**WHAT IS EXPECTED:**
Take every line from the listing below that includes "name" and copy it.

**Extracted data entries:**
==*==
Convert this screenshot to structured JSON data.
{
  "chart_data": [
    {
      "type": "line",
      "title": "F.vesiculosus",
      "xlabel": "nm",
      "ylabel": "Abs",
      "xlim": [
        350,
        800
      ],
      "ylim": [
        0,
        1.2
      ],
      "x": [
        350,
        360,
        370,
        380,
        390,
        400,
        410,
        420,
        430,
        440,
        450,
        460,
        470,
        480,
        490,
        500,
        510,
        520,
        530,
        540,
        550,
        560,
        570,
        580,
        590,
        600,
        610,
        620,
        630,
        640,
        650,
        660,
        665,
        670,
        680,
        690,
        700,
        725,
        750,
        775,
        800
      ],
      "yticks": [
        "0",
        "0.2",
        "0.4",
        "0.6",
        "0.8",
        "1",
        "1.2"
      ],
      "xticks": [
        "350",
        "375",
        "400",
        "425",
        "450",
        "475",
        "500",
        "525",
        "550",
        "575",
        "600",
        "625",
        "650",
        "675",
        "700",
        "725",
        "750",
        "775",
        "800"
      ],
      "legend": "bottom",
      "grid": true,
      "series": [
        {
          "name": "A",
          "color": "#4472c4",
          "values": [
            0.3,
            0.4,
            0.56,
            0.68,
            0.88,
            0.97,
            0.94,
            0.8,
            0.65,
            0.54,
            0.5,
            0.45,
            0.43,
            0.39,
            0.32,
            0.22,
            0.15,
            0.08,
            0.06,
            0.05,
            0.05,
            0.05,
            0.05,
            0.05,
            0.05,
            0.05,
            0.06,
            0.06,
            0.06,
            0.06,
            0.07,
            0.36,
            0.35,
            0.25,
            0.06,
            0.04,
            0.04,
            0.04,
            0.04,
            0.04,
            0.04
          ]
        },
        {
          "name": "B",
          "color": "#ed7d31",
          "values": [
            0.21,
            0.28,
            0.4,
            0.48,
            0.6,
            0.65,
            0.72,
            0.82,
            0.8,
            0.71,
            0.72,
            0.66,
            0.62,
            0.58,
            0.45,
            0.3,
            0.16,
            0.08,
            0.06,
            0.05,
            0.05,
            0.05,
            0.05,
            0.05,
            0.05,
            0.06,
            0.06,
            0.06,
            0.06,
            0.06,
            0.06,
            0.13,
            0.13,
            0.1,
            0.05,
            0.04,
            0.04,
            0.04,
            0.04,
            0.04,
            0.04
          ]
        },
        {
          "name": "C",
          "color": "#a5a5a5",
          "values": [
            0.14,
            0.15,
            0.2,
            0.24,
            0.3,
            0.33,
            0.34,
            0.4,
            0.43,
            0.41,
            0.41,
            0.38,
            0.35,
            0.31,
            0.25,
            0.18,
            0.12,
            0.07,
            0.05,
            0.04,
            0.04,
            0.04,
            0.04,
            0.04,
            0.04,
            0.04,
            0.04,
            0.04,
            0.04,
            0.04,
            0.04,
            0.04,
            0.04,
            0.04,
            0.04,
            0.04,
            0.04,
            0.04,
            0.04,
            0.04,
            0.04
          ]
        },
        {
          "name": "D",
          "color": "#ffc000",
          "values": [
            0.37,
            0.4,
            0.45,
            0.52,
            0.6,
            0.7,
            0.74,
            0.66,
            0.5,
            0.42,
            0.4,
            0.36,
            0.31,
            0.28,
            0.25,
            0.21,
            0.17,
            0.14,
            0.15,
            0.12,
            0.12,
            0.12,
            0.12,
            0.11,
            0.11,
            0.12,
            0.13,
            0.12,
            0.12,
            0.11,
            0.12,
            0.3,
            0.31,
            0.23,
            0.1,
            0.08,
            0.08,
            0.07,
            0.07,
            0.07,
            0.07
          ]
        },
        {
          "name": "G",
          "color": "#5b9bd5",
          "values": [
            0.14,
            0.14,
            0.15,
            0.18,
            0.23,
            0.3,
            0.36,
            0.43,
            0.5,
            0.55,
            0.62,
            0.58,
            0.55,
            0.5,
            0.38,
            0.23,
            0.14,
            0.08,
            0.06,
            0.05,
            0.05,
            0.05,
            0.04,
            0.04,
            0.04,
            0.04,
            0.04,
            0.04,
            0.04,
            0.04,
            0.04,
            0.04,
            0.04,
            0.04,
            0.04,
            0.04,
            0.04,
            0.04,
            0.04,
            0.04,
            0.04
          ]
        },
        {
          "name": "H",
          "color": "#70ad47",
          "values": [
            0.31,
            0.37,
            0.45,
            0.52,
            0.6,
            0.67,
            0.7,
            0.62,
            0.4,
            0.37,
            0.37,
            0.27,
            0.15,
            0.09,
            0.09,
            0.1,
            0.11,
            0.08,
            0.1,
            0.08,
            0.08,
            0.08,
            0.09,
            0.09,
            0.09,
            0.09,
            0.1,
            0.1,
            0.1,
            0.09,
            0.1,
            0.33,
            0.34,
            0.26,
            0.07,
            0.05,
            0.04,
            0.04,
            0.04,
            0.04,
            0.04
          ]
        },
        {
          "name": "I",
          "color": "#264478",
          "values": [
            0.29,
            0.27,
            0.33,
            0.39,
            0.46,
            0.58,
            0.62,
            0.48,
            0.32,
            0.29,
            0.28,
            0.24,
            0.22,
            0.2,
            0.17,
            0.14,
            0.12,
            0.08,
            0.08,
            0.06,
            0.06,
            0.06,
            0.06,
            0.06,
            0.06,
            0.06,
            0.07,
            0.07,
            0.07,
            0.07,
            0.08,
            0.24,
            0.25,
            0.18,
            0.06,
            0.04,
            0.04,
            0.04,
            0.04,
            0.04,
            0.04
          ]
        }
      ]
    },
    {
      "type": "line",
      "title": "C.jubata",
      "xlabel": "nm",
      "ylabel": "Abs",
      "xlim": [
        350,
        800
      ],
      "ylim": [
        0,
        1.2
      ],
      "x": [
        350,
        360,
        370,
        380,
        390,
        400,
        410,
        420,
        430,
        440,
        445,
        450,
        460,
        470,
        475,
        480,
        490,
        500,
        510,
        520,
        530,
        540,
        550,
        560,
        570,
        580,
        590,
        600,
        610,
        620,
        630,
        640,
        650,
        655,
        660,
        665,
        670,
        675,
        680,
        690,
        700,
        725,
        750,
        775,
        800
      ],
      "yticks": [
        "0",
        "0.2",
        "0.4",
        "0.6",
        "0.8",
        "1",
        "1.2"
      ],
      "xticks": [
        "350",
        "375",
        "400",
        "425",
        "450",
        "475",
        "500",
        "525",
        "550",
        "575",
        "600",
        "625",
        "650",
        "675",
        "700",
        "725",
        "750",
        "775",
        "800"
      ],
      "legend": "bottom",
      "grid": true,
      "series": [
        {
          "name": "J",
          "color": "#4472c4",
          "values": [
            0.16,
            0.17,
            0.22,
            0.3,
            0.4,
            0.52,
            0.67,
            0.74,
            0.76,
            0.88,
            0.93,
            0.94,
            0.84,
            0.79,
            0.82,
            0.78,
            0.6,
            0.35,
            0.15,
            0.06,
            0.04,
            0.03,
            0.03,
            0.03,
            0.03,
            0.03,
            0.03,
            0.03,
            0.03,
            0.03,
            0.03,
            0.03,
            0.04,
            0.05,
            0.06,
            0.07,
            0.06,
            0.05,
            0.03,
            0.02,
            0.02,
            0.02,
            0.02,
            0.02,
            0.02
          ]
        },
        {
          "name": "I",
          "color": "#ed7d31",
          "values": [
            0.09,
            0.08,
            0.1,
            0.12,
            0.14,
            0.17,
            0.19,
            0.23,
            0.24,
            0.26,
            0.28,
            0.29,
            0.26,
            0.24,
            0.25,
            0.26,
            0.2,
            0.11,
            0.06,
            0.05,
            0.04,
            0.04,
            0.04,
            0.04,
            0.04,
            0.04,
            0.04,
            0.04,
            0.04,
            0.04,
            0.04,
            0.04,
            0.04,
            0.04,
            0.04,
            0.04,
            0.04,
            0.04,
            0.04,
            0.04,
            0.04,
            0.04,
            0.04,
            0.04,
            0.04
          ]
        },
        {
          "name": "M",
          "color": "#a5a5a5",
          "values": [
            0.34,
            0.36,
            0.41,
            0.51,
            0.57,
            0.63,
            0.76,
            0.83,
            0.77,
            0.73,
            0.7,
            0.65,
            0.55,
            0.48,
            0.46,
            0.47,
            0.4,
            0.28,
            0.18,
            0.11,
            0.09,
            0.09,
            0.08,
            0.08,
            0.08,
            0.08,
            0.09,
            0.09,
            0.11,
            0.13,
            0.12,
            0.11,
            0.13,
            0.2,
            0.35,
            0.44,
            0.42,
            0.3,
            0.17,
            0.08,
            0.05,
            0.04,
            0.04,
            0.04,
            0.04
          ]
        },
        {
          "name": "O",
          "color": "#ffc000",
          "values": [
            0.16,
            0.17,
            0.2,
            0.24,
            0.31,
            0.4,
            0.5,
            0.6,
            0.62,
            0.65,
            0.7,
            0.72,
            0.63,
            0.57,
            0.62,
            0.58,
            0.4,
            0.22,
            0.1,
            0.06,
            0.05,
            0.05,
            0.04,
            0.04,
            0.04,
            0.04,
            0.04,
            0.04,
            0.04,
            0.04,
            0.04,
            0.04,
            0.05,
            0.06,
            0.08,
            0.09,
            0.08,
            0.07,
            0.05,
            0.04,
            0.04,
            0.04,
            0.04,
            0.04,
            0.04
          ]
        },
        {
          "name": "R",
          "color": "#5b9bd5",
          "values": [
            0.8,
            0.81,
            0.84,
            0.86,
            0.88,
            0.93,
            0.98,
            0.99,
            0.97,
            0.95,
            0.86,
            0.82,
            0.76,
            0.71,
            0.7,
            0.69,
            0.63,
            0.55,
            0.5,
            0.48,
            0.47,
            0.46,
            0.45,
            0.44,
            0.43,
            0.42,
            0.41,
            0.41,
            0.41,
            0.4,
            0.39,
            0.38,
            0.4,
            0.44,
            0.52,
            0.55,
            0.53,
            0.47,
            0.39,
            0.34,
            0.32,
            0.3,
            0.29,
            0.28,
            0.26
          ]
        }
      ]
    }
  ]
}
==*==
**SOLUTION FOR THIS EXERCISE:**
          "name": "A",
          "name": "B",
          "name": "C",
          "name": "D",
          "name": "G",
          "name": "H",
          "name": "I",
          "name": "J",
          "name": "I",
          "name": "M",
          "name": "O",
          "name": "R",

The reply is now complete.